Activity 1: Retype the part of the Spring 2014 news briefs below that opens with the words containing "The men’s basketball" and closes with "on March 26.".
Activity 2: In the Spring 2014 news briefs below, which team knocked the Lions out of the CollegeInsider.com Postseason Tournament, and by what score?
[[ Excerpt provided open ]]
In Brief: Spring 2014

From books to business

For many aspiring Mark Zuckerbergs, attending Columbia is an opportunity to cultivate connections that will benefit their fledgling businesses. Helping them along is Columbia Entrepreneurship, a new initiative out of President Lee Bollinger’s office dedicated to supporting ventures run by alumni, students, and faculty.

This spring, Columbia Entrepreneurship brought to campus speakers like social-media branding expert Gary Vaynerchuk and venture capitalist Ben Horowitz ’88CC, a University Trustee and author of a recent book of business advice, The Hard Thing about Hard Things.

At the time Columbia Magazine went to press, the initiative was preparing to host an all-day entrepreneurship festival on April 11 that would feature the founders of major startups like Dropbox and the Harlem Children’s Zone, as well as a $50,000 business-plan competition. Columbia Entrepreneurship has also announced the establishment of the Columbia Startup Lab, a coworking space that will open in SoHo this summer. The 5,100-square-foot facility will house seventy- one recent graduates.

 
Big year for men’s hoops

The men’s basketball team had one of the best seasons in its history this school year, finishing with a 21–13 record and a spot in the CollegeInsider.com Postseason Tournament, which marked the Lions’ first postseason appearance since 1968.

Led by junior forward Alex Rosenberg, who averaged 16 points per game and was named first-team All–Ivy League, and sophomore guard Maodo Lo, who averaged 14.7 points and made second-team All–Ivy League, the Lions progressed to the quarterfinals in the CollegeInsider tournament, finally succumbing to Yale 72–69 on March 26.

“We were all excited to play in the postseason, so there was no feeling of, ‘Ah, the season’s stretching,’” Lo told the Columbia Daily Spectator after the Yale game. “We had an exciting win in the first round of the tournament, and then we had a solid win against Eastern Michigan, so it was a great feeling and a great atmosphere within the team.”

 
Ayala takes helm at Double Discovery

Joseph Ayala ’94CC has been named executive director of the Double Discovery Center, a Columbia College program that provides academic support and counseling to low-income college-bound teens and young adults in New York City.

Ayala, who grew up in the Bronx, has twenty years of experience teaching and counseling underserved youth, dating back to his time as a Columbia College student, when he coordinated childcare for the Harlem Restoration Project.

 
What does it mean to age?

Columbia recently established an interdisciplinary research center for studying the aging process and the implications for society of aging populations.

The Robert N. Butler Columbia Aging Center, which is based at the Mailman School of Public Health, is expected to involve faculty and students from across the University. It is named for the late founding director of the National Institute on Aging — a physician, gerontologist, psychiatrist, and Pulitzer Prize–winning author who graduated from Columbia College and the College of Physicians and Surgeons.
[[ Excerpt provided closed ]]
[[ Entries supplied open ]]
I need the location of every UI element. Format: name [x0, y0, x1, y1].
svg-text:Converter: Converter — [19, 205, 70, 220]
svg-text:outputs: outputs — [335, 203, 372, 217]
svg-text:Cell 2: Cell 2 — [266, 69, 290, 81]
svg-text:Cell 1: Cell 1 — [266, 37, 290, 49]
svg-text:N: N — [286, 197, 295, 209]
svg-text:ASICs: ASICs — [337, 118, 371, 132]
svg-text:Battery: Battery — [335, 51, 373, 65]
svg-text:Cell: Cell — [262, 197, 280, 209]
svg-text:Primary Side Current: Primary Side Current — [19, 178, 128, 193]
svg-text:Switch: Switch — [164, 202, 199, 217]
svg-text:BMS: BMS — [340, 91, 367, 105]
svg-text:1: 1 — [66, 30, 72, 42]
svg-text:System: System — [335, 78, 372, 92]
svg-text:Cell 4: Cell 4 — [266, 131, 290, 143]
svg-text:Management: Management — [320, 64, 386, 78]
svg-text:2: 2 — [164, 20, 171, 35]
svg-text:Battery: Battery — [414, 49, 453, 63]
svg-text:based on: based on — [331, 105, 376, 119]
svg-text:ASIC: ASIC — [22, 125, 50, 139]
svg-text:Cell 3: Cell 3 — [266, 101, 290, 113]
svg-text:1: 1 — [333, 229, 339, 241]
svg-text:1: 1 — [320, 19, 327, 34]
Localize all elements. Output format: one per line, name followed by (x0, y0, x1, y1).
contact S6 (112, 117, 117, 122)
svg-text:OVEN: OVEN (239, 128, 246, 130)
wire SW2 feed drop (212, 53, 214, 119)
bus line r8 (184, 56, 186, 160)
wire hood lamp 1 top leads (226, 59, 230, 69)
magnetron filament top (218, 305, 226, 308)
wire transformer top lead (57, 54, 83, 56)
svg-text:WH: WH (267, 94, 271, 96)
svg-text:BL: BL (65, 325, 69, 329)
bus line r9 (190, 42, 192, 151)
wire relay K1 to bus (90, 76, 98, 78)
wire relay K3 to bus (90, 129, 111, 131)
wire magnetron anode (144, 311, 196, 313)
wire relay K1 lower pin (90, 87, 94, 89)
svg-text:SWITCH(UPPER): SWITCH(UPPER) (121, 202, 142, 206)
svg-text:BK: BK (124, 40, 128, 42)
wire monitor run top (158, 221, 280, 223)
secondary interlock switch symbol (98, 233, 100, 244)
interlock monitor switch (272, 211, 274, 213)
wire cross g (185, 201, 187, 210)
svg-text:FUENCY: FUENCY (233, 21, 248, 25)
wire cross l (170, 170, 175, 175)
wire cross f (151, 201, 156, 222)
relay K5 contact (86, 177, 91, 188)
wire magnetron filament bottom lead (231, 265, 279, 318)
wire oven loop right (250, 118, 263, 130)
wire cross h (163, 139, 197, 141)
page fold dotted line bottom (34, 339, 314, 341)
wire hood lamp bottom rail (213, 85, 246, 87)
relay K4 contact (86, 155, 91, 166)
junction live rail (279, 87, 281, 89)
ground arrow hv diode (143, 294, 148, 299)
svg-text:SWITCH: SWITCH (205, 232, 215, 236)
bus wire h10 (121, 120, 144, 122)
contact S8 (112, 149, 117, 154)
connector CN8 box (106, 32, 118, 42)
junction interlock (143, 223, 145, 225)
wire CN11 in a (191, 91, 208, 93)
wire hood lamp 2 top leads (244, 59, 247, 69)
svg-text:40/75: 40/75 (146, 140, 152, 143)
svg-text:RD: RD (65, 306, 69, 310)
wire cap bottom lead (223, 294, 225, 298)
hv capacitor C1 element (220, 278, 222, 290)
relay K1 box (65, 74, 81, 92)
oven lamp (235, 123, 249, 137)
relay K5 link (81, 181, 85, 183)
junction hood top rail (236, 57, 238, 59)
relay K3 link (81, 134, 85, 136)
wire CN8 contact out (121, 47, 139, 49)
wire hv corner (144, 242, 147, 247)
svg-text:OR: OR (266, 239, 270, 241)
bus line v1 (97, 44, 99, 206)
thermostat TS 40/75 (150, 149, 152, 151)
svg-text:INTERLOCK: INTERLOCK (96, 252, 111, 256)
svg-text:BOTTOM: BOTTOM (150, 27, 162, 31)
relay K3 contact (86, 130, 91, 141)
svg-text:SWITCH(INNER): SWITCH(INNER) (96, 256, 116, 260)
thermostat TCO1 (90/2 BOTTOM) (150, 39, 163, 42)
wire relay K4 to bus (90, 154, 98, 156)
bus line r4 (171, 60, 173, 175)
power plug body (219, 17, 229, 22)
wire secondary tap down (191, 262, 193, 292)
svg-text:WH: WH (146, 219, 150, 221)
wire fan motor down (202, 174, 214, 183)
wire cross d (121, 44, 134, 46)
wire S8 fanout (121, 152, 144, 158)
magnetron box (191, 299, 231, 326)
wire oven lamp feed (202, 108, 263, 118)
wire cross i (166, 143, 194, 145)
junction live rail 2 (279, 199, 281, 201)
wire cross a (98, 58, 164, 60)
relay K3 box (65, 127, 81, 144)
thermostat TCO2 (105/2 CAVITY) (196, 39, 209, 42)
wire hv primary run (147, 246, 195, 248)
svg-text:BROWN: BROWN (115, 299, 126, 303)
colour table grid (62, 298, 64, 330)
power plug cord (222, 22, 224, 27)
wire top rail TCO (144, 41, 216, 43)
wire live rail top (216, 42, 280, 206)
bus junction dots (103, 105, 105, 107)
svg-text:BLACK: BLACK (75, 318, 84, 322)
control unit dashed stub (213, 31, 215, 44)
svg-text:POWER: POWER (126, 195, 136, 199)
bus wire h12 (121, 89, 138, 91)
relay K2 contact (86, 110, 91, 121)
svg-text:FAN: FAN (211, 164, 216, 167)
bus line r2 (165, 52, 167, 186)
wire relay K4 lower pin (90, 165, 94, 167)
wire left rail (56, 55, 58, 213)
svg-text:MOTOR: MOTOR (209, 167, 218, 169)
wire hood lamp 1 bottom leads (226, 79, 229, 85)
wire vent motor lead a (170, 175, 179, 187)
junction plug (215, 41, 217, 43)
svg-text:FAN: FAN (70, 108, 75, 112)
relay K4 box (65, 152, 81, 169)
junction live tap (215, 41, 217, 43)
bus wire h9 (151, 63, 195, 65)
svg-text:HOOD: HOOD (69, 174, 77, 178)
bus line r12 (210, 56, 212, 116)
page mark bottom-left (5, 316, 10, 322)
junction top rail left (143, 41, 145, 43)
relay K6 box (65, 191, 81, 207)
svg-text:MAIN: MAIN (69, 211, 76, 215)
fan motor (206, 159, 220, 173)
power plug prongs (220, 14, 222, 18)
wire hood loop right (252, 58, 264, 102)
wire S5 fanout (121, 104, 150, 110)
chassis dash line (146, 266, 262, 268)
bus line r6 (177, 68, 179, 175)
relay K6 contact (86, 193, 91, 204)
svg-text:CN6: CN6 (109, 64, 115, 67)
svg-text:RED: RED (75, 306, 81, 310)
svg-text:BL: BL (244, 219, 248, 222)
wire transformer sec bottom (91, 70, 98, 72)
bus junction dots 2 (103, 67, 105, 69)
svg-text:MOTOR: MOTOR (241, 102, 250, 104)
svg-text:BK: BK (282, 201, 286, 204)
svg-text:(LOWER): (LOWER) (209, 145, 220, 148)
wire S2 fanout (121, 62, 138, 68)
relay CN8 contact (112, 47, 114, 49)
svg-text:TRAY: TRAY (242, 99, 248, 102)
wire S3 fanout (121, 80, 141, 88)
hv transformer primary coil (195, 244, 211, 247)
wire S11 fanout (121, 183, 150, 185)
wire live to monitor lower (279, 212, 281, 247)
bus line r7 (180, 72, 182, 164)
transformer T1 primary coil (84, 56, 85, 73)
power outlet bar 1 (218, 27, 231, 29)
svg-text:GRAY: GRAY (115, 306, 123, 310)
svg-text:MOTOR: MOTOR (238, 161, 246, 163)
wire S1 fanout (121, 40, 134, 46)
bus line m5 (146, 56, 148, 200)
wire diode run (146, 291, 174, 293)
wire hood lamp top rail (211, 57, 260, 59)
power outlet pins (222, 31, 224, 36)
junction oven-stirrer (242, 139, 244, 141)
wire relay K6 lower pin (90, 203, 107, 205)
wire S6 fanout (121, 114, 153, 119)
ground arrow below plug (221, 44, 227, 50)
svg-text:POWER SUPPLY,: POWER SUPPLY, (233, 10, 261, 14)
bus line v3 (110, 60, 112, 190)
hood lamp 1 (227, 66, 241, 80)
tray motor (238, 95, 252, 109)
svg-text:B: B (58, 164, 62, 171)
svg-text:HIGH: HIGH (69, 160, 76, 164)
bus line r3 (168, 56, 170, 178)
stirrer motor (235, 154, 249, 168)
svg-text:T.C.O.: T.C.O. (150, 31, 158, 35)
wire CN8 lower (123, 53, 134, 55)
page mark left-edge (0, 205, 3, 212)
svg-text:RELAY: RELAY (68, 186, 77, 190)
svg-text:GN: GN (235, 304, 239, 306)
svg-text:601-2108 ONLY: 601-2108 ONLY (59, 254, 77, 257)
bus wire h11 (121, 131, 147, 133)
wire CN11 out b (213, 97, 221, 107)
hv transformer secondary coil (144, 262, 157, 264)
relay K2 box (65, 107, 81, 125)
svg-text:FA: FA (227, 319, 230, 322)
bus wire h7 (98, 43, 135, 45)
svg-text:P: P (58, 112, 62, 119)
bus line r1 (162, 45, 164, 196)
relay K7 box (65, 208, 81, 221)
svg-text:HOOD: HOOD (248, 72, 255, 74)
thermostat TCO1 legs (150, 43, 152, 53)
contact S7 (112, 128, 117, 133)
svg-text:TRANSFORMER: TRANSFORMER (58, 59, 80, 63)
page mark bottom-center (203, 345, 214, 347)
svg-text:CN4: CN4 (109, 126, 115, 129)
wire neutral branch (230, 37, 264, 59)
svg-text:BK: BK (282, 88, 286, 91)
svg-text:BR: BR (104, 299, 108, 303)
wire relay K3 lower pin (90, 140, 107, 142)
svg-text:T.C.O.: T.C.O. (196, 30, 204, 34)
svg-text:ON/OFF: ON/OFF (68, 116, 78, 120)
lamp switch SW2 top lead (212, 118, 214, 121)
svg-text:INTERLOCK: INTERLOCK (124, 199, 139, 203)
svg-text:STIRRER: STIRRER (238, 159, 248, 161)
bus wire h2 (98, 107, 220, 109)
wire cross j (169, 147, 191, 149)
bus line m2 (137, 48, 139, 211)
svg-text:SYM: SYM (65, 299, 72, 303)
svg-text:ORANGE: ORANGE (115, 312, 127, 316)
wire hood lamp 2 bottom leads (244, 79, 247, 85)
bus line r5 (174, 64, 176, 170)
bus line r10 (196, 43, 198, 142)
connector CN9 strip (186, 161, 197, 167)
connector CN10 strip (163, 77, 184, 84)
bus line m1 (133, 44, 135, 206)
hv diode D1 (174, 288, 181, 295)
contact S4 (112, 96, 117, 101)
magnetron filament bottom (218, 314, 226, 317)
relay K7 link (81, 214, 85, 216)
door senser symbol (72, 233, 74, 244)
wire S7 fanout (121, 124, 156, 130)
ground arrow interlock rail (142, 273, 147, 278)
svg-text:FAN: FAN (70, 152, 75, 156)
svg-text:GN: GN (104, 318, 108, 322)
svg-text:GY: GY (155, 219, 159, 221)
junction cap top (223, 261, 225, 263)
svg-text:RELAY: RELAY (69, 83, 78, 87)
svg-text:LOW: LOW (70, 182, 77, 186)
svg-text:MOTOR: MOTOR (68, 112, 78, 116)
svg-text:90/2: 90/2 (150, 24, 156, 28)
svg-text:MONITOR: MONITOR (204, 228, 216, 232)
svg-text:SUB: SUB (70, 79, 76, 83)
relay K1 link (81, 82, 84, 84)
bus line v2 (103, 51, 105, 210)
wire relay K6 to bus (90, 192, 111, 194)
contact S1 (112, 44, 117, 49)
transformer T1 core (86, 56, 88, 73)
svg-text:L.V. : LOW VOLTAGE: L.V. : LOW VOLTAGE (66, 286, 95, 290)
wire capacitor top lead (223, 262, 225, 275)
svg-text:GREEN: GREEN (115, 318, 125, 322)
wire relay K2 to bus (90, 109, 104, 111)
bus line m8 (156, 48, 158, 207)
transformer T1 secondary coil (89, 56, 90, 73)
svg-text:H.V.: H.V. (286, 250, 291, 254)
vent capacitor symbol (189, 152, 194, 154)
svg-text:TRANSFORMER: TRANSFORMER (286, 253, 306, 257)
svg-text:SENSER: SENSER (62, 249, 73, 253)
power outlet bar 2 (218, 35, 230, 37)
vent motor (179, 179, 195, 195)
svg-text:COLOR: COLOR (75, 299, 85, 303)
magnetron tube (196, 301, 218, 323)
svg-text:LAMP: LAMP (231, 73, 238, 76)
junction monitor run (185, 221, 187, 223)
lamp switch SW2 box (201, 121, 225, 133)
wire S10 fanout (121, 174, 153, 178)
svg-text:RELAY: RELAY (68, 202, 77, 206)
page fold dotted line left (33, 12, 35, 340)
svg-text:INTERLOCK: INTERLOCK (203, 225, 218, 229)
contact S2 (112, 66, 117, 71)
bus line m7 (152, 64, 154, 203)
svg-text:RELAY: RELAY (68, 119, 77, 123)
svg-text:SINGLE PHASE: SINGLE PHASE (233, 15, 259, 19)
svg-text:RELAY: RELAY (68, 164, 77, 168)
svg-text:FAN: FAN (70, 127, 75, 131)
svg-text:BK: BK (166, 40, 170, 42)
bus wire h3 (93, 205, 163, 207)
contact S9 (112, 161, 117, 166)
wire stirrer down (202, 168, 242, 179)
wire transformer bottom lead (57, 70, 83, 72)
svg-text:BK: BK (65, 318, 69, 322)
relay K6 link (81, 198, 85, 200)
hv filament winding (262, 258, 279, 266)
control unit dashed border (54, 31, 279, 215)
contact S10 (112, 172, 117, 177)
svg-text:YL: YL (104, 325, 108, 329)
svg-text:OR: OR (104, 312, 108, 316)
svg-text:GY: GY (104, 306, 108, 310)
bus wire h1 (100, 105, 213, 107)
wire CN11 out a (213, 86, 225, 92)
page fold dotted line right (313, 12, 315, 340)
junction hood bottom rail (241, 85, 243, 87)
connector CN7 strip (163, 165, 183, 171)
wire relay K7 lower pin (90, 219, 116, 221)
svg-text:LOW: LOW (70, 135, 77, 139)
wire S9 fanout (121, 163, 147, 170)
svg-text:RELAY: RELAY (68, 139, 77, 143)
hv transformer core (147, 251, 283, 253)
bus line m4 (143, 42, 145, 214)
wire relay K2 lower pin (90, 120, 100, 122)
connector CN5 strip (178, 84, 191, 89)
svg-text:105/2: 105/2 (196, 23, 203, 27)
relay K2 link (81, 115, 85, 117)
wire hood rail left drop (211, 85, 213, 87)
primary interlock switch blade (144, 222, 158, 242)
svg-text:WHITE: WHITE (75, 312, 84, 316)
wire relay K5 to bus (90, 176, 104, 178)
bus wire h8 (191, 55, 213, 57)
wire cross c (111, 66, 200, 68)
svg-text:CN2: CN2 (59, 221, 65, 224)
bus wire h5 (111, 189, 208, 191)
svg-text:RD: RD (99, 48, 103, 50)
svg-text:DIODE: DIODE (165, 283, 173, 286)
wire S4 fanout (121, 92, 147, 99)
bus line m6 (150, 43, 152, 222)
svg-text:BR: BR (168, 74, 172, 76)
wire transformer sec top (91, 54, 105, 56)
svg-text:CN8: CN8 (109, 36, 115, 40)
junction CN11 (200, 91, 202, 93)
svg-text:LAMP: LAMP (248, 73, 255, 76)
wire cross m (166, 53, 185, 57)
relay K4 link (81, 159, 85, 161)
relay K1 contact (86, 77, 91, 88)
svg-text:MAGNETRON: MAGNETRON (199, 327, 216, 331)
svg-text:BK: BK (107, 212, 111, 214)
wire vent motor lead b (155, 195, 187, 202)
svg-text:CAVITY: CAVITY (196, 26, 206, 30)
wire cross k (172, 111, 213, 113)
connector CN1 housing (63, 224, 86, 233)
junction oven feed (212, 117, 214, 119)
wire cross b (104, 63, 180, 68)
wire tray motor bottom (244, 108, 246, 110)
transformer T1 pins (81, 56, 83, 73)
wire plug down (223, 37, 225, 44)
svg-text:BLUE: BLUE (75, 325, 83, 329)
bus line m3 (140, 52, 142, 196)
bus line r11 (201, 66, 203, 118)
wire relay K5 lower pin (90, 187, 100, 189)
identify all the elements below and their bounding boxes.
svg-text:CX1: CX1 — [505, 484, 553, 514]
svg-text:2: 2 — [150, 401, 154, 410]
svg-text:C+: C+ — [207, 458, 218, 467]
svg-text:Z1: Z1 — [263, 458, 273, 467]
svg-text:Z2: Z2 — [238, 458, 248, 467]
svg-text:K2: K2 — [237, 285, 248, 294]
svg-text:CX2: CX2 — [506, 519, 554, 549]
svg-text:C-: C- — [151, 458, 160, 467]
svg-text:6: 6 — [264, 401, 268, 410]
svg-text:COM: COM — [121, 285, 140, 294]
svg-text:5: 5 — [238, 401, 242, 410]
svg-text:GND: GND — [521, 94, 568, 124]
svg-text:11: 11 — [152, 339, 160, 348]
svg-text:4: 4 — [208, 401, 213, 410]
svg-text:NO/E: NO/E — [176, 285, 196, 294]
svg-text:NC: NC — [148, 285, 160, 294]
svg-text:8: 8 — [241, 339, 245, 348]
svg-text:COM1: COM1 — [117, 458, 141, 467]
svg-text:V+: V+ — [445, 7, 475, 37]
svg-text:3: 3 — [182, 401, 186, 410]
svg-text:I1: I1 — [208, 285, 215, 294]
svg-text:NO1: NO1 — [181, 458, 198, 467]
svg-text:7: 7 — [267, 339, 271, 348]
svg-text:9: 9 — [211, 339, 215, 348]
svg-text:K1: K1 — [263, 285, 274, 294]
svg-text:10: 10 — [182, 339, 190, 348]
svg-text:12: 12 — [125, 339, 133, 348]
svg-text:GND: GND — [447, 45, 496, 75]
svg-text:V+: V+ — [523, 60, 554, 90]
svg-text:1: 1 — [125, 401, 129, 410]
[[ Entries supplied closed ]]
Answer area 1:
The men’s basketball team had one of the best seasons in its history this school year, finishing with a 21–13 record and a spot in the CollegeInsider.com Postseason Tournament, which marked the Lions’ first postseason appearance since 1968.

Led by junior forward Alex Rosenberg, who averaged 16 points per game and was named first-team All–Ivy League, and sophomore guard Maodo Lo, who averaged 14.7 points and made second-team All–Ivy League, the Lions progressed to the quarterfinals in the CollegeInsider tournament, finally succumbing to Yale 72–69 on March 26.

Answer area 2: Yale, by a score of 72–69.